[Extracts from a graphics dataset]
++++

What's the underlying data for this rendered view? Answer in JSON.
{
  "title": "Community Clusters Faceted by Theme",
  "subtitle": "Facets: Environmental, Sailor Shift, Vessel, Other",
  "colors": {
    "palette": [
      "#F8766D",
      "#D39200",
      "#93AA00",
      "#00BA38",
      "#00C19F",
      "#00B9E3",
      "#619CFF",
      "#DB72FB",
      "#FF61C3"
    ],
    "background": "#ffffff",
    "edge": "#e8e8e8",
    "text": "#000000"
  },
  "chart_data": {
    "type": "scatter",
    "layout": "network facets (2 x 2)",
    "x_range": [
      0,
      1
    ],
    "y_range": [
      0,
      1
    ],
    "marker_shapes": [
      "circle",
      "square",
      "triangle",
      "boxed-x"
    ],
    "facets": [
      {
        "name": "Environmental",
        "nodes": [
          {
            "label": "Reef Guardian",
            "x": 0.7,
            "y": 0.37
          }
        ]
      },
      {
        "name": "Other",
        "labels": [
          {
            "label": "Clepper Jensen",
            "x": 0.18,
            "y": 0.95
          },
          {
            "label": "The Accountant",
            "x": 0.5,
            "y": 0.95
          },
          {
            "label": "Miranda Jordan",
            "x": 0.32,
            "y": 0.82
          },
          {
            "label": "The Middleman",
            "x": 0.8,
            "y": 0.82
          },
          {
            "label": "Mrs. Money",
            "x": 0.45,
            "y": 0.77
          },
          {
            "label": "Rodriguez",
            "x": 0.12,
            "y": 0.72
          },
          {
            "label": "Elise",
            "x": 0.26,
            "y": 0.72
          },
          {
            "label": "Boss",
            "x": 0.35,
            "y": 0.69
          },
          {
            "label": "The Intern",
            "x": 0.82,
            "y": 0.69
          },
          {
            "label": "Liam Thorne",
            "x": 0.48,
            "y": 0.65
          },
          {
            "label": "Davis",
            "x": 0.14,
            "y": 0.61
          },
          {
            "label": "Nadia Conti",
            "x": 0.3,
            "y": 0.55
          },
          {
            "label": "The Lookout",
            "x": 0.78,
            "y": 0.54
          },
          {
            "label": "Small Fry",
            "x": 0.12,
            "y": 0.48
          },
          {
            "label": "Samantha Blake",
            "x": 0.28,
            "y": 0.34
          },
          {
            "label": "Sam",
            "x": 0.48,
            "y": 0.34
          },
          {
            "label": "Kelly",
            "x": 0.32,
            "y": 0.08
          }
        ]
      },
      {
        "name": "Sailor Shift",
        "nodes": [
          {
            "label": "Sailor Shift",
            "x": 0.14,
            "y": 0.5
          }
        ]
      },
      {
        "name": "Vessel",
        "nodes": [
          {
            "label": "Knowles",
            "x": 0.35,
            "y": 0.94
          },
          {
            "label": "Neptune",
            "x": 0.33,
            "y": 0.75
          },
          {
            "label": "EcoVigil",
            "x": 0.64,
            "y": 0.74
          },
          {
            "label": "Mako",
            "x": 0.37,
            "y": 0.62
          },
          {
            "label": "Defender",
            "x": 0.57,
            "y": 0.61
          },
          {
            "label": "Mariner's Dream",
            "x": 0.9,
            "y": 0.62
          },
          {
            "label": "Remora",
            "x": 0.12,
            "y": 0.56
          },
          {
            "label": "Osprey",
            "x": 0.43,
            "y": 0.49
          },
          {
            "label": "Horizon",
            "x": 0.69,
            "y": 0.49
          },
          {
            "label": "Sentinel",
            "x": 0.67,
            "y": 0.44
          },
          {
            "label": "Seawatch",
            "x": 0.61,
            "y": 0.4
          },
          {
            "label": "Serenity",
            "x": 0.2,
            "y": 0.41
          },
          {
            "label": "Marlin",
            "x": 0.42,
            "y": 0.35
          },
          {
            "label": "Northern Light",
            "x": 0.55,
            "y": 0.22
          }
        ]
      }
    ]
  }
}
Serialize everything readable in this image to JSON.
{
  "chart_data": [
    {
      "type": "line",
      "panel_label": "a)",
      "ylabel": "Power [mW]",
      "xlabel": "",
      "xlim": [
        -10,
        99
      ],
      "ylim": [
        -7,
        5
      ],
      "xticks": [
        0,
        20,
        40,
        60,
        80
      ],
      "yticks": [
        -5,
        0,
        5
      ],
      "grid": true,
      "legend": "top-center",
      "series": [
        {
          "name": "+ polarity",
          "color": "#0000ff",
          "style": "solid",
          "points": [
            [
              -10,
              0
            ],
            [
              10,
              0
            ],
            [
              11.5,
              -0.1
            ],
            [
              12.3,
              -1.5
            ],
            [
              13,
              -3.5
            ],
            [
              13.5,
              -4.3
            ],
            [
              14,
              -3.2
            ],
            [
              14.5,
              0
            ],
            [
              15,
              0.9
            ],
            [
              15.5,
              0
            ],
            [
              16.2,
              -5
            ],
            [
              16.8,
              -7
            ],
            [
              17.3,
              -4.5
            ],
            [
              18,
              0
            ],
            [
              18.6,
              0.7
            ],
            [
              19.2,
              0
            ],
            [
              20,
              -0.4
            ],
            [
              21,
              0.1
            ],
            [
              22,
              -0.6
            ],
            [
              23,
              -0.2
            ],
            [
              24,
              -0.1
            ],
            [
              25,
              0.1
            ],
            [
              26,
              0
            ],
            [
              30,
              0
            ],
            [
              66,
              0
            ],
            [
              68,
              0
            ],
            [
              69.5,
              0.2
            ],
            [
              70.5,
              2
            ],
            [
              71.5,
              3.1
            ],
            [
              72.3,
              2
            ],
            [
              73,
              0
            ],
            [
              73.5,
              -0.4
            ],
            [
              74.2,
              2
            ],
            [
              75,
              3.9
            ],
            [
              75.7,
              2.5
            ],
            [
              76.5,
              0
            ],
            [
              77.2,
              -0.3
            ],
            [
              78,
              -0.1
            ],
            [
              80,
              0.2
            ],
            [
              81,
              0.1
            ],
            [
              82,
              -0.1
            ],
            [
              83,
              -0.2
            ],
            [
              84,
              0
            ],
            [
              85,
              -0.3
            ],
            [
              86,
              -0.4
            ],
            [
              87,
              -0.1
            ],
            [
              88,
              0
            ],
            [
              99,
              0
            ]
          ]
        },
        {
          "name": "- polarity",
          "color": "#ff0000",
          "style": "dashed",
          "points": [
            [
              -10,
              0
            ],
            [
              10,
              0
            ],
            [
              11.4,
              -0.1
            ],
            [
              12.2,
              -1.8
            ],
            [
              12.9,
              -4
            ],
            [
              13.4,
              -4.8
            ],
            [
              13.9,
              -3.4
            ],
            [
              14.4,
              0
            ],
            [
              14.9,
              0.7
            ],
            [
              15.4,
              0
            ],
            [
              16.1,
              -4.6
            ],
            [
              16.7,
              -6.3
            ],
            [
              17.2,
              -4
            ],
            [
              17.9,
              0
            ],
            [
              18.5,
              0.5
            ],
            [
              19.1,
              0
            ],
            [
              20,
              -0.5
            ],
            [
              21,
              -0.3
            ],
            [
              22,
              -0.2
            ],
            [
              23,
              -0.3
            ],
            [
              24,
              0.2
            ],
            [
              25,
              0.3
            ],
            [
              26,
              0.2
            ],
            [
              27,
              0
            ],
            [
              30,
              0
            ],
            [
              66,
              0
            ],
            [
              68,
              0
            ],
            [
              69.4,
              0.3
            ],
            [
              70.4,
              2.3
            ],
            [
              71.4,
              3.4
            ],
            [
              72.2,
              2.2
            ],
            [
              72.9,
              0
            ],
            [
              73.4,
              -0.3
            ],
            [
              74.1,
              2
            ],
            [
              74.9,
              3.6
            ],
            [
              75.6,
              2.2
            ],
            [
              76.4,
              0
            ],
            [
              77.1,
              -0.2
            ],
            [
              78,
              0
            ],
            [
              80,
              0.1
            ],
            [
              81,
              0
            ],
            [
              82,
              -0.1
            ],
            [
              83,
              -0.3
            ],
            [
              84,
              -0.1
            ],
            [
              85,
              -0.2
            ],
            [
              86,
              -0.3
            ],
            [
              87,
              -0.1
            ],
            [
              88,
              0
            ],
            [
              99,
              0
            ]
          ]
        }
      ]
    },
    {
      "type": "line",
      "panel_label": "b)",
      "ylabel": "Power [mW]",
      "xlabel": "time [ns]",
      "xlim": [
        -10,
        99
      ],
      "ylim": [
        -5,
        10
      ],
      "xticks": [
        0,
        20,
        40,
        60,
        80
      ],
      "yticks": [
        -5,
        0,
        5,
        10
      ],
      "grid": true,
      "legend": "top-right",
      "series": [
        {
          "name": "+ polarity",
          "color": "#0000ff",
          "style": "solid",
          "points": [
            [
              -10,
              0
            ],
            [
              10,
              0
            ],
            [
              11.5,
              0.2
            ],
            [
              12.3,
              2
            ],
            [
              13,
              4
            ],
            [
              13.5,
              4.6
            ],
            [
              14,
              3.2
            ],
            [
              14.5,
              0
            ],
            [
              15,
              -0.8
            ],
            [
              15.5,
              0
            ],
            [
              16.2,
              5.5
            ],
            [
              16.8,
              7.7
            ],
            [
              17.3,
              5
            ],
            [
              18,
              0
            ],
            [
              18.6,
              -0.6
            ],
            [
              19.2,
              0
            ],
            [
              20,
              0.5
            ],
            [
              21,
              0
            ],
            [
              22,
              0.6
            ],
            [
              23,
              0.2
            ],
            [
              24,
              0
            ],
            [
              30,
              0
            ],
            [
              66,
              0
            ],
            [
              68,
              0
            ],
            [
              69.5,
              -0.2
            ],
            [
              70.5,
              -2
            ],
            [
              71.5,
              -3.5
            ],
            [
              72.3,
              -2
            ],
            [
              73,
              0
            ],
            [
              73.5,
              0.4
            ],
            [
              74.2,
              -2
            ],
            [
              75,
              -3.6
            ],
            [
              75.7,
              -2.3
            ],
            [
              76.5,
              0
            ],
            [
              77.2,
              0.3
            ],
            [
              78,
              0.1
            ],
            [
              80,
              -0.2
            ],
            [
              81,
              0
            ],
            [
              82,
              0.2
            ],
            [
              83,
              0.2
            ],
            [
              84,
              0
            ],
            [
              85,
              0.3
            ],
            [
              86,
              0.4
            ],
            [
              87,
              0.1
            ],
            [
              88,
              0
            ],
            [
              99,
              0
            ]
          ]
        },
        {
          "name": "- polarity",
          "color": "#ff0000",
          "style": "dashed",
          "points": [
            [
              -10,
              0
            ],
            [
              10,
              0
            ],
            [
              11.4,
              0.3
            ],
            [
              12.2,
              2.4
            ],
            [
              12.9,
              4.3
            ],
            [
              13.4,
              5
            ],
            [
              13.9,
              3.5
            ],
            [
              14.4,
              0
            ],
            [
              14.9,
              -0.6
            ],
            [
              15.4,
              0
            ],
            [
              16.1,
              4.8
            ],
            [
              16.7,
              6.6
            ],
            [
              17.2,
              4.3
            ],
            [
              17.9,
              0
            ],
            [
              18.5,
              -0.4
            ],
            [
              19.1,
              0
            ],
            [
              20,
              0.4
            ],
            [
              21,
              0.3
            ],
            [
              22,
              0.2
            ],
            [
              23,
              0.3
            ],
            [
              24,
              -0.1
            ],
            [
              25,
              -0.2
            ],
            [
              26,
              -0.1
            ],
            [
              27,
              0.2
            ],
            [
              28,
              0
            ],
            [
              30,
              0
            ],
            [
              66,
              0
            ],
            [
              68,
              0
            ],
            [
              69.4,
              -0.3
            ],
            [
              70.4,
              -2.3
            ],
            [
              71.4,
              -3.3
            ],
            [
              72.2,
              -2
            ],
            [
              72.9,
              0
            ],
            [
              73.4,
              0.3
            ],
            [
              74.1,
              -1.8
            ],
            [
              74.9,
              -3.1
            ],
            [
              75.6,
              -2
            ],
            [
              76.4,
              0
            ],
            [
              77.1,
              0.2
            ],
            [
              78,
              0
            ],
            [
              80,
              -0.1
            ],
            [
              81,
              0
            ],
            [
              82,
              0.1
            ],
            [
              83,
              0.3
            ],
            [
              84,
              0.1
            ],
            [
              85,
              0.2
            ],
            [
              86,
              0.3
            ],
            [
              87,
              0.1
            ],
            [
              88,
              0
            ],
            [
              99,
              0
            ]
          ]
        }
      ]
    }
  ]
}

++++

TASK DIRECTIONS
Work out how many lines of the data above contain the string "this" and give the number alone.

ANSWER IN FULL
2